[Data entries for graphics]

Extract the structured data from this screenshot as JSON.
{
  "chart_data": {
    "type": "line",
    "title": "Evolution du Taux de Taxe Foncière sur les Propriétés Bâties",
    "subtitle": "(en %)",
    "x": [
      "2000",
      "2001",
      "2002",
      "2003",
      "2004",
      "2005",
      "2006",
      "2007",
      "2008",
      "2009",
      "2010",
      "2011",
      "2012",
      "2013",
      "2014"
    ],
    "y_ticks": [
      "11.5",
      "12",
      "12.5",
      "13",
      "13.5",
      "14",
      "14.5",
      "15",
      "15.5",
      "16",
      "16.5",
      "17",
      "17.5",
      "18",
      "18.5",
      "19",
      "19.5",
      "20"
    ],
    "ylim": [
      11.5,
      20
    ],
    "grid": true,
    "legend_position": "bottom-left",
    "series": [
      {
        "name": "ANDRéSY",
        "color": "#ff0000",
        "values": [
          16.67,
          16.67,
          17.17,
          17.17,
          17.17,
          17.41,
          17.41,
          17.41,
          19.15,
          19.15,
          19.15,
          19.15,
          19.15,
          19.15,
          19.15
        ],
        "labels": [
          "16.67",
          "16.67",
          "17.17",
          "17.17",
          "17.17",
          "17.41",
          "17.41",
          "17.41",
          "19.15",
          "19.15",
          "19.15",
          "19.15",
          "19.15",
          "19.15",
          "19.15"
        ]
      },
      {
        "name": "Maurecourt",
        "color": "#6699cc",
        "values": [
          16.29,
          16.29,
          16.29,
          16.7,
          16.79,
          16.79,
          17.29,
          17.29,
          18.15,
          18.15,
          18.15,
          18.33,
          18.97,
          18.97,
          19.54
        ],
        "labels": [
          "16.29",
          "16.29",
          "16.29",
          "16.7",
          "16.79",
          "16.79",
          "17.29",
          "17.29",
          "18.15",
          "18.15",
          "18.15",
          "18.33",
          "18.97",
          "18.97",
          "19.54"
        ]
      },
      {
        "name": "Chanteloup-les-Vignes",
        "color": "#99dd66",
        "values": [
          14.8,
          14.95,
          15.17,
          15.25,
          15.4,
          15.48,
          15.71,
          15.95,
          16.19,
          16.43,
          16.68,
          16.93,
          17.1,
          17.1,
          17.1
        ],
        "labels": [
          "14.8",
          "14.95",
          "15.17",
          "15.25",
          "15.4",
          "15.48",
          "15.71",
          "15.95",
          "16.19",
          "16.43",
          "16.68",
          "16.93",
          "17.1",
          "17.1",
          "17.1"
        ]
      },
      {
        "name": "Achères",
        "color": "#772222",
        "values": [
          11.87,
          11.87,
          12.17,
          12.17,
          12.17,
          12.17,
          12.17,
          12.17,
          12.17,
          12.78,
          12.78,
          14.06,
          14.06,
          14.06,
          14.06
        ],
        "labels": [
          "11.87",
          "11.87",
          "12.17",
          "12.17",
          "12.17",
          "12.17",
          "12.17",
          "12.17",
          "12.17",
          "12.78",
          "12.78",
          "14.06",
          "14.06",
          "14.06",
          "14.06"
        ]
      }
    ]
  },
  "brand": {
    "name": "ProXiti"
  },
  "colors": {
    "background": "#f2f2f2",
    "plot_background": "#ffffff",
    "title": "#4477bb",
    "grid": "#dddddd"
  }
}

Task directions
Write out every entry above, word for word.

Correct answer
Extract the structured data from this screenshot as JSON.
{
  "chart_data": {
    "type": "line",
    "title": "Evolution du Taux de Taxe Foncière sur les Propriétés Bâties",
    "subtitle": "(en %)",
    "x": [
      "2000",
      "2001",
      "2002",
      "2003",
      "2004",
      "2005",
      "2006",
      "2007",
      "2008",
      "2009",
      "2010",
      "2011",
      "2012",
      "2013",
      "2014"
    ],
    "y_ticks": [
      "11.5",
      "12",
      "12.5",
      "13",
      "13.5",
      "14",
      "14.5",
      "15",
      "15.5",
      "16",
      "16.5",
      "17",
      "17.5",
      "18",
      "18.5",
      "19",
      "19.5",
      "20"
    ],
    "ylim": [
      11.5,
      20
    ],
    "grid": true,
    "legend_position": "bottom-left",
    "series": [
      {
        "name": "ANDRéSY",
        "color": "#ff0000",
        "values": [
          16.67,
          16.67,
          17.17,
          17.17,
          17.17,
          17.41,
          17.41,
          17.41,
          19.15,
          19.15,
          19.15,
          19.15,
          19.15,
          19.15,
          19.15
        ],
        "labels": [
          "16.67",
          "16.67",
          "17.17",
          "17.17",
          "17.17",
          "17.41",
          "17.41",
          "17.41",
          "19.15",
          "19.15",
          "19.15",
          "19.15",
          "19.15",
          "19.15",
          "19.15"
        ]
      },
      {
        "name": "Maurecourt",
        "color": "#6699cc",
        "values": [
          16.29,
          16.29,
          16.29,
          16.7,
          16.79,
          16.79,
          17.29,
          17.29,
          18.15,
          18.15,
          18.15,
          18.33,
          18.97,
          18.97,
          19.54
        ],
        "labels": [
          "16.29",
          "16.29",
          "16.29",
          "16.7",
          "16.79",
          "16.79",
          "17.29",
          "17.29",
          "18.15",
          "18.15",
          "18.15",
          "18.33",
          "18.97",
          "18.97",
          "19.54"
        ]
      },
      {
        "name": "Chanteloup-les-Vignes",
        "color": "#99dd66",
        "values": [
          14.8,
          14.95,
          15.17,
          15.25,
          15.4,
          15.48,
          15.71,
          15.95,
          16.19,
          16.43,
          16.68,
          16.93,
          17.1,
          17.1,
          17.1
        ],
        "labels": [
          "14.8",
          "14.95",
          "15.17",
          "15.25",
          "15.4",
          "15.48",
          "15.71",
          "15.95",
          "16.19",
          "16.43",
          "16.68",
          "16.93",
          "17.1",
          "17.1",
          "17.1"
        ]
      },
      {
        "name": "Achères",
        "color": "#772222",
        "values": [
          11.87,
          11.87,
          12.17,
          12.17,
          12.17,
          12.17,
          12.17,
          12.17,
          12.17,
          12.78,
          12.78,
          14.06,
          14.06,
          14.06,
          14.06
        ],
        "labels": [
          "11.87",
          "11.87",
          "12.17",
          "12.17",
          "12.17",
          "12.17",
          "12.17",
          "12.17",
          "12.17",
          "12.78",
          "12.78",
          "14.06",
          "14.06",
          "14.06",
          "14.06"
        ]
      }
    ]
  },
  "brand": {
    "name": "ProXiti"
  },
  "colors": {
    "background": "#f2f2f2",
    "plot_background": "#ffffff",
    "title": "#4477bb",
    "grid": "#dddddd"
  }
}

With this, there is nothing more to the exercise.